▶ DATA ROWS:
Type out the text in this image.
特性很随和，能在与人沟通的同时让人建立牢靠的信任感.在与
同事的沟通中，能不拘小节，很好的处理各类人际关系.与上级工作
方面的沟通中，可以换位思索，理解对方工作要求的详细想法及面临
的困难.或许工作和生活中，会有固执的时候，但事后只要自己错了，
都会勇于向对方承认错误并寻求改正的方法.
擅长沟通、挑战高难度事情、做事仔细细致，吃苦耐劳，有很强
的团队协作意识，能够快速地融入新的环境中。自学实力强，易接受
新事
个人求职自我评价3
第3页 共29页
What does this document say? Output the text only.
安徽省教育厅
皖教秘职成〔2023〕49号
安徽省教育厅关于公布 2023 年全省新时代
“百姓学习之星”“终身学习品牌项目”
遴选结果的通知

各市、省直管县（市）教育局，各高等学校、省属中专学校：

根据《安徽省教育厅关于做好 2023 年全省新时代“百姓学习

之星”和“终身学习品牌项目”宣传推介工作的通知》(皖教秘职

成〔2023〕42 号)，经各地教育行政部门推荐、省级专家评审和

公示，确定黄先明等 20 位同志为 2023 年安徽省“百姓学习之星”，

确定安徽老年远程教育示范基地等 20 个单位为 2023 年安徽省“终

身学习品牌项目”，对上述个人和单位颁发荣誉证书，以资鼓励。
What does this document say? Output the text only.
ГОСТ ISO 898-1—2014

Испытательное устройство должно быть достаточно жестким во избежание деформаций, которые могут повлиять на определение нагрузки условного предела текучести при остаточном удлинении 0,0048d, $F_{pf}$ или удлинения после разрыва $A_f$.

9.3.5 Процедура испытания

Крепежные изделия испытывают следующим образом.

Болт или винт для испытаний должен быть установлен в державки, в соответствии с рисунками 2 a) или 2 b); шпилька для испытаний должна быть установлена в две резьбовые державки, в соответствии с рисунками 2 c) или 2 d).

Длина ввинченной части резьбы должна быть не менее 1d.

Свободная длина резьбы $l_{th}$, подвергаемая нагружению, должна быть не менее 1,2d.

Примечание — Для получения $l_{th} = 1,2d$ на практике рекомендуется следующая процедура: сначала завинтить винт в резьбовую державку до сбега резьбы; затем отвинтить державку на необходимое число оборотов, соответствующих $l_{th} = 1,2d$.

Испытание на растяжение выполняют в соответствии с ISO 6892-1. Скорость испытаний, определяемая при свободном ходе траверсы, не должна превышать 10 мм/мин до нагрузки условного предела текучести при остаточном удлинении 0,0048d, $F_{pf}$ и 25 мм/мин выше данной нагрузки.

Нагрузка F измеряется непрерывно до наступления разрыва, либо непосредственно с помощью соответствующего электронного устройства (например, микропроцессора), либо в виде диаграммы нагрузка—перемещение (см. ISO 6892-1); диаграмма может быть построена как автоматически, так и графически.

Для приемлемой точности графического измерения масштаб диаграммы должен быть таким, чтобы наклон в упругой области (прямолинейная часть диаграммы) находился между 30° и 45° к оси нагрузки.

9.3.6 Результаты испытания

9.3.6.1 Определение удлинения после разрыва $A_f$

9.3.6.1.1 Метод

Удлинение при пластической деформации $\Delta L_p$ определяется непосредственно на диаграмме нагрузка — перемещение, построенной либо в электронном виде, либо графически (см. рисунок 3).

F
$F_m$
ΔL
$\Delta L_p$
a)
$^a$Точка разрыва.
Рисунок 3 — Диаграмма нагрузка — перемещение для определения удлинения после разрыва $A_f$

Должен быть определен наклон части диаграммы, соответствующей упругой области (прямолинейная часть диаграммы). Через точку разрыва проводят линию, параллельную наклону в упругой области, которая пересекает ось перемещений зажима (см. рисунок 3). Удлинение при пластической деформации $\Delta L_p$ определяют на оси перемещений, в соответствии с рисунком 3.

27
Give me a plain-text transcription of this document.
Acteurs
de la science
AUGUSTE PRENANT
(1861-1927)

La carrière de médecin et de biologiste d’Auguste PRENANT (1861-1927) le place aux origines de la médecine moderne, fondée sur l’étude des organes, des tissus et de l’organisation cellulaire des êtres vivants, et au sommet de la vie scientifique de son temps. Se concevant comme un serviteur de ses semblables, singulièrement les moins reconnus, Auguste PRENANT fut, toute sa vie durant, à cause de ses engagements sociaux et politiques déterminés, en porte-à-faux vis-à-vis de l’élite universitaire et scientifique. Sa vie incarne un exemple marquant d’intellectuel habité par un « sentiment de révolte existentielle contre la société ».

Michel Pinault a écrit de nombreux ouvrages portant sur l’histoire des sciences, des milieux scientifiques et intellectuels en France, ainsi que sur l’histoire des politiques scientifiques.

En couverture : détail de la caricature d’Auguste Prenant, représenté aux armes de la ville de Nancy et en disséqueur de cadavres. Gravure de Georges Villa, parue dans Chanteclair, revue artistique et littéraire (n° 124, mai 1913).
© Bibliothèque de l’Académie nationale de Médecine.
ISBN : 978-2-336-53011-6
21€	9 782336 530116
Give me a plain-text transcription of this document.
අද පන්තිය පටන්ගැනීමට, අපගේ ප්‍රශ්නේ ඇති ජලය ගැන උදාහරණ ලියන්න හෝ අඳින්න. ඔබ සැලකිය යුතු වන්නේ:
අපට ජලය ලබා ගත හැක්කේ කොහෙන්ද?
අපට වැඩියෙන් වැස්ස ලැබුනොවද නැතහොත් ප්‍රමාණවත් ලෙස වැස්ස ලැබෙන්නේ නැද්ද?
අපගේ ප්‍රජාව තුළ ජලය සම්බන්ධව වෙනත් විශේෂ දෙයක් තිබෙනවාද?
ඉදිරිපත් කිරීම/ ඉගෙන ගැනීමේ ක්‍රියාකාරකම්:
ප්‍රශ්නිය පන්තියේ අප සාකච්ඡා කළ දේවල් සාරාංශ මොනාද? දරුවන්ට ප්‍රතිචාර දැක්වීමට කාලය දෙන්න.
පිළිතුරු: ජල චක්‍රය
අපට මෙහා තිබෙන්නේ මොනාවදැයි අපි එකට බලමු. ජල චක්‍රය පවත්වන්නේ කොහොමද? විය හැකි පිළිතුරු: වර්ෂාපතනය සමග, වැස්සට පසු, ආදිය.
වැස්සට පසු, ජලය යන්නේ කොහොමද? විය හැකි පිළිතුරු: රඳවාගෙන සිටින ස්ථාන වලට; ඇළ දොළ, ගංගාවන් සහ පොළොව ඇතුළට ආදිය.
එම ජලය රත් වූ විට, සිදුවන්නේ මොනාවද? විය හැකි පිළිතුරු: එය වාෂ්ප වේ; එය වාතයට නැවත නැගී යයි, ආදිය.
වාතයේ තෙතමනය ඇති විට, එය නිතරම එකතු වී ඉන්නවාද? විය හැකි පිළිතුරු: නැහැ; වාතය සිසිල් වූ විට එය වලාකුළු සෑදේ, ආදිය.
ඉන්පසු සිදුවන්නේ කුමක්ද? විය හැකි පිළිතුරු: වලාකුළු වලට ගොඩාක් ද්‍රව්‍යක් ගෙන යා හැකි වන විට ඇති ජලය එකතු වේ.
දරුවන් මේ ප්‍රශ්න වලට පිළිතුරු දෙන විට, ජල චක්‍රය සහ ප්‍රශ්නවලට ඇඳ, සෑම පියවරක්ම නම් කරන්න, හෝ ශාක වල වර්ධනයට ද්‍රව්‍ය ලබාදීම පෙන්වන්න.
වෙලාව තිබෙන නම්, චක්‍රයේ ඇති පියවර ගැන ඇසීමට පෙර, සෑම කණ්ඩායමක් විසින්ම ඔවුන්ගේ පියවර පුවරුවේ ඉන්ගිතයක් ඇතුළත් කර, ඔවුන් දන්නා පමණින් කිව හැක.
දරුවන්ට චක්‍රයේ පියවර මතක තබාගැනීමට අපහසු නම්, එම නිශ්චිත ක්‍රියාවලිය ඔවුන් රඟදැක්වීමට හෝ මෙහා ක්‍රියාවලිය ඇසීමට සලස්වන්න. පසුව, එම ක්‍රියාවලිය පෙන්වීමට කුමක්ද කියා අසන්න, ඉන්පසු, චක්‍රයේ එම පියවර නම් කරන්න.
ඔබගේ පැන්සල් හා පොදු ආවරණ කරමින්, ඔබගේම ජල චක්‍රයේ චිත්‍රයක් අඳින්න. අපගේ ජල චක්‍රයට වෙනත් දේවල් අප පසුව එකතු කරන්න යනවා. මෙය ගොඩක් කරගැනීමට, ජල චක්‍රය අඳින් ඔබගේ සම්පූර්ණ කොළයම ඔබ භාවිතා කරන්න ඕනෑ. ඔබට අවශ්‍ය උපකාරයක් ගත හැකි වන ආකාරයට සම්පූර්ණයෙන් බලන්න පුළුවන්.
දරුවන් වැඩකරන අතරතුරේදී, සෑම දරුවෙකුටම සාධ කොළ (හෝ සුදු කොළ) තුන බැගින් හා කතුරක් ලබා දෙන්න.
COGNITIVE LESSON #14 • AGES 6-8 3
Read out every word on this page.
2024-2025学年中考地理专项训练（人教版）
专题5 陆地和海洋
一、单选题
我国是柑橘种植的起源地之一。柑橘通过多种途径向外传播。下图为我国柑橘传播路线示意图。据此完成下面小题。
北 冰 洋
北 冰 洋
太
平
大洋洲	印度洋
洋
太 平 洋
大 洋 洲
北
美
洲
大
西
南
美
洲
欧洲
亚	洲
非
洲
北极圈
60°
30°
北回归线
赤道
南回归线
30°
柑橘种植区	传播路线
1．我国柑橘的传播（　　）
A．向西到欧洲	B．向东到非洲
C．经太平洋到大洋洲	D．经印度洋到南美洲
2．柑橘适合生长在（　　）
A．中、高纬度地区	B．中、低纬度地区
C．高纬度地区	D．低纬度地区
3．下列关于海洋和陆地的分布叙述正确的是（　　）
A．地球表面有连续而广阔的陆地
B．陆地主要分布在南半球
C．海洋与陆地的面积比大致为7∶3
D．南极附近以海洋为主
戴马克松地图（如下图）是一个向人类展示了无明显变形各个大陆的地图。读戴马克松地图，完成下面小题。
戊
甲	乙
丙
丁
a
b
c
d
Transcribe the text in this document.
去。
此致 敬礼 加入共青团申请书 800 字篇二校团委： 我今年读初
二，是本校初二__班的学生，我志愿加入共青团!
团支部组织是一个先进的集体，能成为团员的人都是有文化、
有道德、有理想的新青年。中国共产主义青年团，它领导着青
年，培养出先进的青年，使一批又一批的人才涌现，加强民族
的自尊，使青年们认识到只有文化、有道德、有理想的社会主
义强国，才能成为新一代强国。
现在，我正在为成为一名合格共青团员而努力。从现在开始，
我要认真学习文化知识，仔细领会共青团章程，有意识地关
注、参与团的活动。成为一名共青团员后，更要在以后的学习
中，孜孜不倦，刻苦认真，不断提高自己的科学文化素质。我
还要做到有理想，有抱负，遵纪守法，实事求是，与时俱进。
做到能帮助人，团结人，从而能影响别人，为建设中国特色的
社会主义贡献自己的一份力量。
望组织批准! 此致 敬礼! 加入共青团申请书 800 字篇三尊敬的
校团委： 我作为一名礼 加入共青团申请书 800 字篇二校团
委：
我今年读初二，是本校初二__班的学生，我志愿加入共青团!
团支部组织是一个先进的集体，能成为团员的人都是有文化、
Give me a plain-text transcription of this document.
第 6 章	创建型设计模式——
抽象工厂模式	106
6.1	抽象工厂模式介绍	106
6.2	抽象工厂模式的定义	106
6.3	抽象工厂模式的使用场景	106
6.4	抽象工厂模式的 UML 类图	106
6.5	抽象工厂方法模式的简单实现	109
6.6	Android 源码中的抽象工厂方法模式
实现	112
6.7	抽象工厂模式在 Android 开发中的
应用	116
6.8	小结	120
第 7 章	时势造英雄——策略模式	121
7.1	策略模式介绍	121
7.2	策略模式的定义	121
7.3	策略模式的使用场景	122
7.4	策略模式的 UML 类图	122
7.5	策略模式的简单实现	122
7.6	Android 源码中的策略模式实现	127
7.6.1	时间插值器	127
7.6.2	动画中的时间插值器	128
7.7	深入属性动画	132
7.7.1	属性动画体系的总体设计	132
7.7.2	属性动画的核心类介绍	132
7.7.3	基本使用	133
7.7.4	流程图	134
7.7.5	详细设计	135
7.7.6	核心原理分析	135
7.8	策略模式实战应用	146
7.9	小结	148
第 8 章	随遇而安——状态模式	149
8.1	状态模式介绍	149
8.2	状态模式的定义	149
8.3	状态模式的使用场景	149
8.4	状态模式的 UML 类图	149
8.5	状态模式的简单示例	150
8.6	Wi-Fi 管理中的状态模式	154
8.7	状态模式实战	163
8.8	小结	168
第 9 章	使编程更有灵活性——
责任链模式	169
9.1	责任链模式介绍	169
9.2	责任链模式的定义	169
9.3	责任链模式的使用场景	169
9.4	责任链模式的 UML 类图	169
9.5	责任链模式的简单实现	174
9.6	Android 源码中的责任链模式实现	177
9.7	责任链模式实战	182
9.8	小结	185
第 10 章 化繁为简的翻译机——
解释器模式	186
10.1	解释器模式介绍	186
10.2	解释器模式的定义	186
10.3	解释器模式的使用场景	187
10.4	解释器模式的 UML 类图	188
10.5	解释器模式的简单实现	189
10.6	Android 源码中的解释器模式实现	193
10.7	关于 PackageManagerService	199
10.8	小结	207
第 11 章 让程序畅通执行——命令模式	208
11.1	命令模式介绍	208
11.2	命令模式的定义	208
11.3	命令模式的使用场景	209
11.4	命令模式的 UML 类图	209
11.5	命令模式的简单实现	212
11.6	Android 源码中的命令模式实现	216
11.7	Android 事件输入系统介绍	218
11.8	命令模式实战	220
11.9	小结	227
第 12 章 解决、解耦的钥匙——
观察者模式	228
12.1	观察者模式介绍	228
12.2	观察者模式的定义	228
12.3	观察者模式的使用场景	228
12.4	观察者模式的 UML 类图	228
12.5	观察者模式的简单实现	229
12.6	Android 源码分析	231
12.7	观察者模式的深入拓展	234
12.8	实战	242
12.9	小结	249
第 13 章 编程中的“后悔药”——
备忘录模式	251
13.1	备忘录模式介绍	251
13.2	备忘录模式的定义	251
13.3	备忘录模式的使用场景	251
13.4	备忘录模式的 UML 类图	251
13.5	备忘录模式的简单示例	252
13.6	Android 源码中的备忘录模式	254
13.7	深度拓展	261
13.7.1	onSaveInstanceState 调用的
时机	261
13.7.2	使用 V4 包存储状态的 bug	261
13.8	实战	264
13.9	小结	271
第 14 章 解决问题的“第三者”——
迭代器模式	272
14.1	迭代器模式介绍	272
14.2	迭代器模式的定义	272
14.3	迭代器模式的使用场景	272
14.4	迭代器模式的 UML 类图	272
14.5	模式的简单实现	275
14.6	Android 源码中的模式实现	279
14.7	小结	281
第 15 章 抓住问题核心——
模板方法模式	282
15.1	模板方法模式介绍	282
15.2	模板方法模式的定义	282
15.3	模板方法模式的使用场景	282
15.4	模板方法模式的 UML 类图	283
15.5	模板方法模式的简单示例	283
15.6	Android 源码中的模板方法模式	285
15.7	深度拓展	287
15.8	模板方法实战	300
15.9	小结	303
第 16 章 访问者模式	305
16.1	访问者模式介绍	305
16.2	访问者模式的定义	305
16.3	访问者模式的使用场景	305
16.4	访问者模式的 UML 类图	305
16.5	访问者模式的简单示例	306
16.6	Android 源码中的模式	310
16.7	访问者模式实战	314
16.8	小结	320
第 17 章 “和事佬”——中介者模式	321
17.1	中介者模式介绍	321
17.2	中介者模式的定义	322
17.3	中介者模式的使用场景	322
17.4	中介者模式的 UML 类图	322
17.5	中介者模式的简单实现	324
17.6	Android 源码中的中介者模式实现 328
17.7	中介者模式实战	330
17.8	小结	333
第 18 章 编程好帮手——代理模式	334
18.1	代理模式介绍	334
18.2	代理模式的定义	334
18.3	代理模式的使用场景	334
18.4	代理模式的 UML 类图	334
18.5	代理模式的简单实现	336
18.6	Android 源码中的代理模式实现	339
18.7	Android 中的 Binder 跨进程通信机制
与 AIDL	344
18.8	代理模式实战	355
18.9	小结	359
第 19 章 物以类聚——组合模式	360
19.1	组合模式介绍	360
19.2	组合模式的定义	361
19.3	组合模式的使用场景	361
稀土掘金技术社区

▶ WHAT TO DO: Scan the listing above for the word "области" and show each line where it is found.

▶ THE OUTPUT:
Для приемлемой точности графического измерения масштаб диаграммы должен быть таким, чтобы наклон в упругой области (прямолинейная часть диаграммы) находился между 30° и 45° к оси нагрузки.
Должен быть определен наклон части диаграммы, соответствующей упругой области (прямолинейная часть диаграммы). Через точку разрыва проводят линию, параллельную наклону в упругой области, которая пересекает ось перемещений зажима (см. рисунок 3). Удлинение при пластической деформации $\Delta L_p$ определяют на оси перемещений, в соответствии с рисунком 3.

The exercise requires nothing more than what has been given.